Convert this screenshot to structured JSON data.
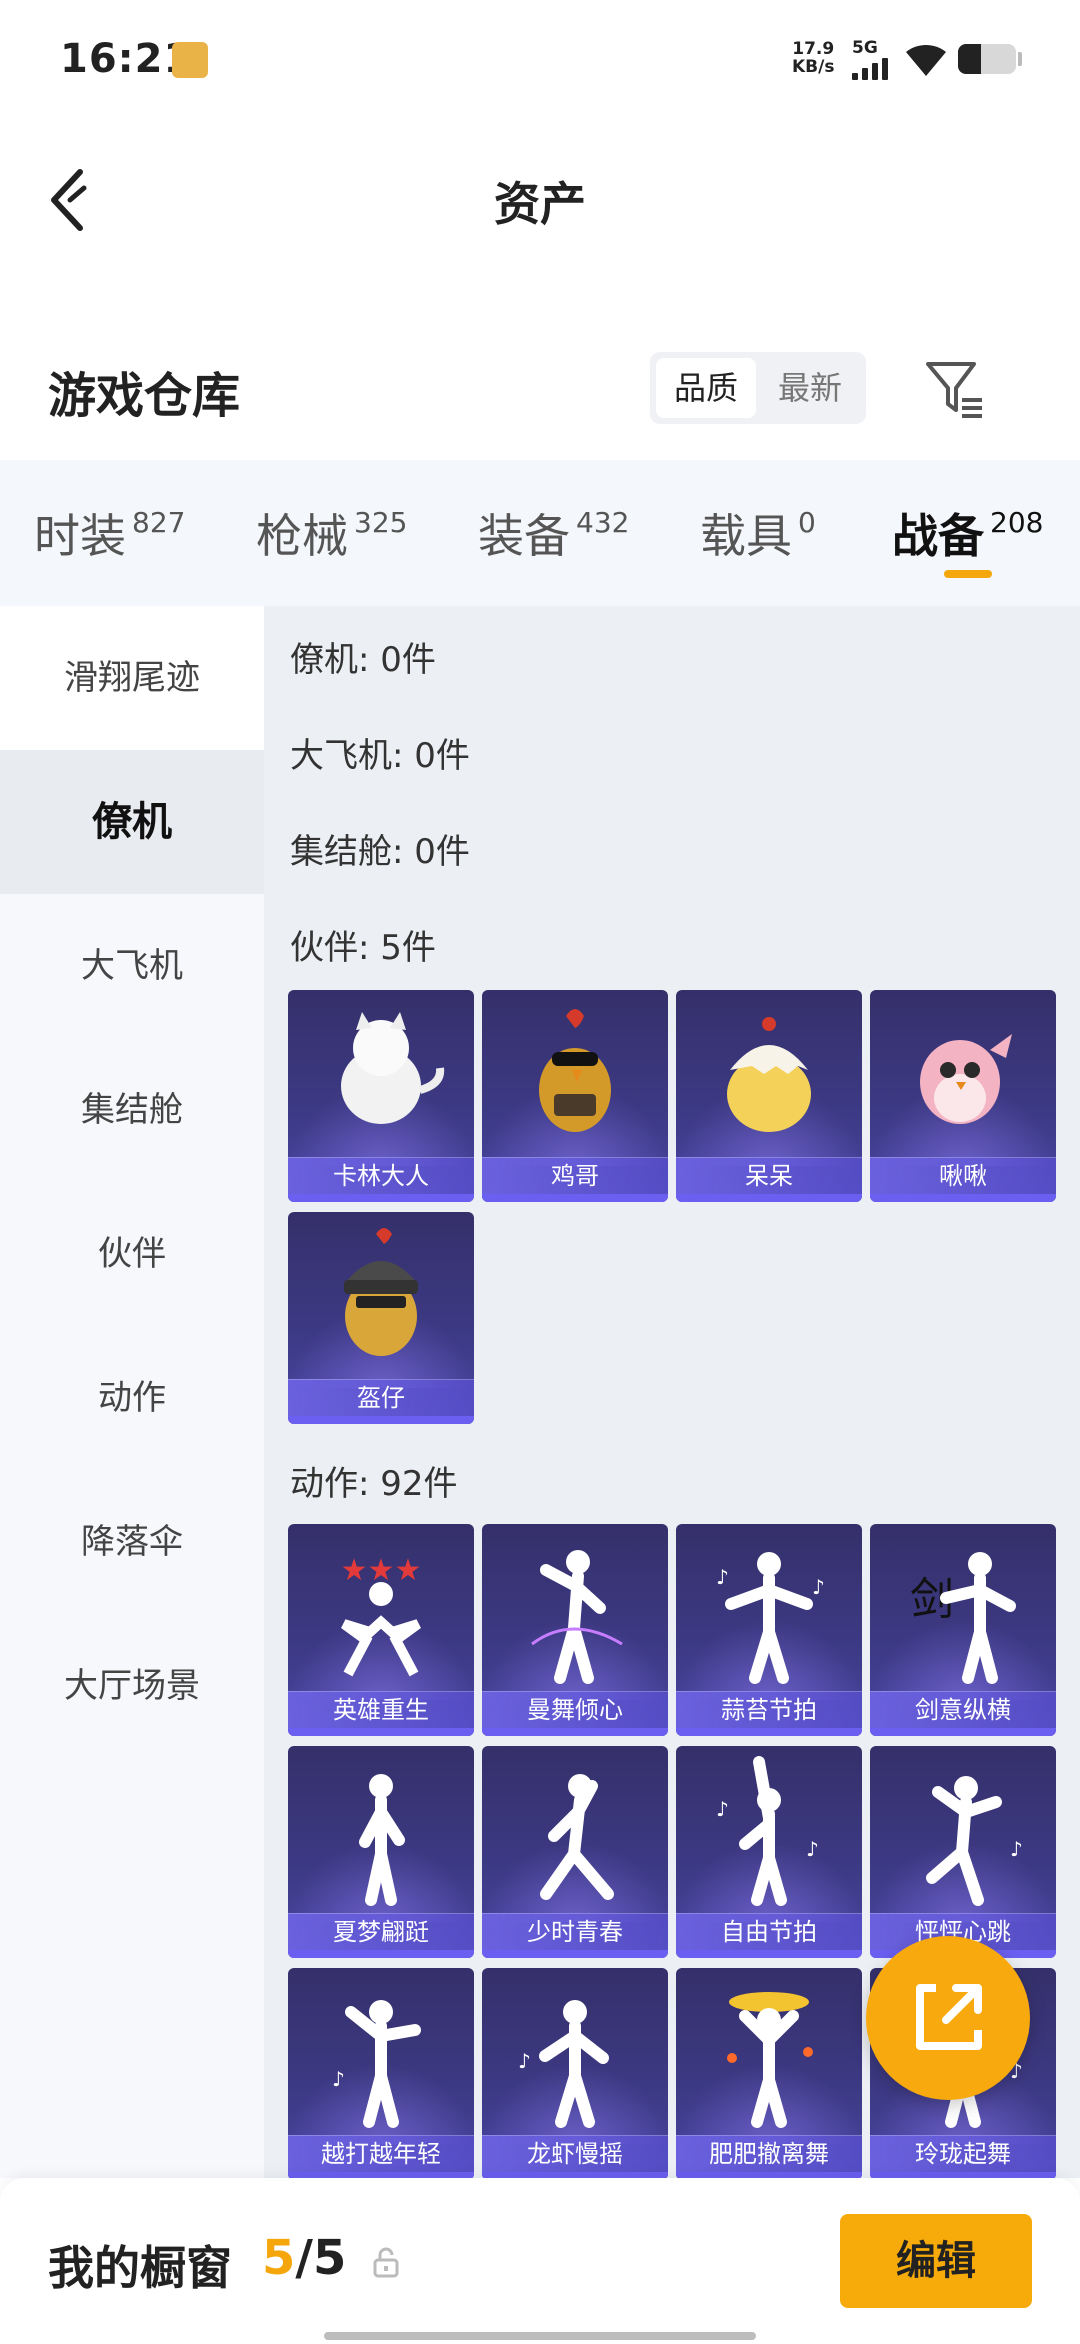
{
  "status_bar": {
    "time": "16:21",
    "net_speed_value": "17.9",
    "net_speed_unit": "KB/s",
    "network": "5G",
    "battery_percent": 40
  },
  "header": {
    "title": "资产"
  },
  "section": {
    "title": "游戏仓库",
    "sort_options": [
      "品质",
      "最新"
    ],
    "active_sort": "品质"
  },
  "tabs": [
    {
      "label": "时装",
      "count": "827"
    },
    {
      "label": "枪械",
      "count": "325"
    },
    {
      "label": "装备",
      "count": "432"
    },
    {
      "label": "载具",
      "count": "0"
    },
    {
      "label": "战备",
      "count": "208",
      "active": true
    }
  ],
  "sidebar": {
    "items": [
      "滑翔尾迹",
      "僚机",
      "大飞机",
      "集结舱",
      "伙伴",
      "动作",
      "降落伞",
      "大厅场景"
    ],
    "active": "僚机"
  },
  "categories": {
    "wingman": "僚机: 0件",
    "plane": "大飞机: 0件",
    "pod": "集结舱: 0件",
    "partner": "伙伴: 5件",
    "emote": "动作: 92件"
  },
  "partners": [
    "卡林大人",
    "鸡哥",
    "呆呆",
    "啾啾",
    "盔仔"
  ],
  "emotes": [
    "英雄重生",
    "曼舞倾心",
    "蒜苔节拍",
    "剑意纵横",
    "夏梦翩跹",
    "少时青春",
    "自由节拍",
    "怦怦心跳",
    "越打越年轻",
    "龙虾慢摇",
    "肥肥撤离舞",
    "玲珑起舞"
  ],
  "bottom_bar": {
    "label": "我的橱窗",
    "count_current": "5",
    "count_total": "/5",
    "edit_label": "编辑"
  },
  "colors": {
    "accent": "#f5a60a",
    "card_bg": "#3d3a86"
  }
}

- **The exercise**: Set down every entry word for word, but omit the pictures.

- **Solution**:
Convert this screenshot to structured JSON data.
{
  "status_bar": {
    "time": "16:21",
    "net_speed_value": "17.9",
    "net_speed_unit": "KB/s",
    "network": "5G",
    "battery_percent": 40
  },
  "header": {
    "title": "资产"
  },
  "section": {
    "title": "游戏仓库",
    "sort_options": [
      "品质",
      "最新"
    ],
    "active_sort": "品质"
  },
  "tabs": [
    {
      "label": "时装",
      "count": "827"
    },
    {
      "label": "枪械",
      "count": "325"
    },
    {
      "label": "装备",
      "count": "432"
    },
    {
      "label": "载具",
      "count": "0"
    },
    {
      "label": "战备",
      "count": "208",
      "active": true
    }
  ],
  "sidebar": {
    "items": [
      "滑翔尾迹",
      "僚机",
      "大飞机",
      "集结舱",
      "伙伴",
      "动作",
      "降落伞",
      "大厅场景"
    ],
    "active": "僚机"
  },
  "categories": {
    "wingman": "僚机: 0件",
    "plane": "大飞机: 0件",
    "pod": "集结舱: 0件",
    "partner": "伙伴: 5件",
    "emote": "动作: 92件"
  },
  "partners": [
    "卡林大人",
    "鸡哥",
    "呆呆",
    "啾啾",
    "盔仔"
  ],
  "emotes": [
    "英雄重生",
    "曼舞倾心",
    "蒜苔节拍",
    "剑意纵横",
    "夏梦翩跹",
    "少时青春",
    "自由节拍",
    "怦怦心跳",
    "越打越年轻",
    "龙虾慢摇",
    "肥肥撤离舞",
    "玲珑起舞"
  ],
  "bottom_bar": {
    "label": "我的橱窗",
    "count_current": "5",
    "count_total": "/5",
    "edit_label": "编辑"
  },
  "colors": {
    "accent": "#f5a60a",
    "card_bg": "#3d3a86"
  }
}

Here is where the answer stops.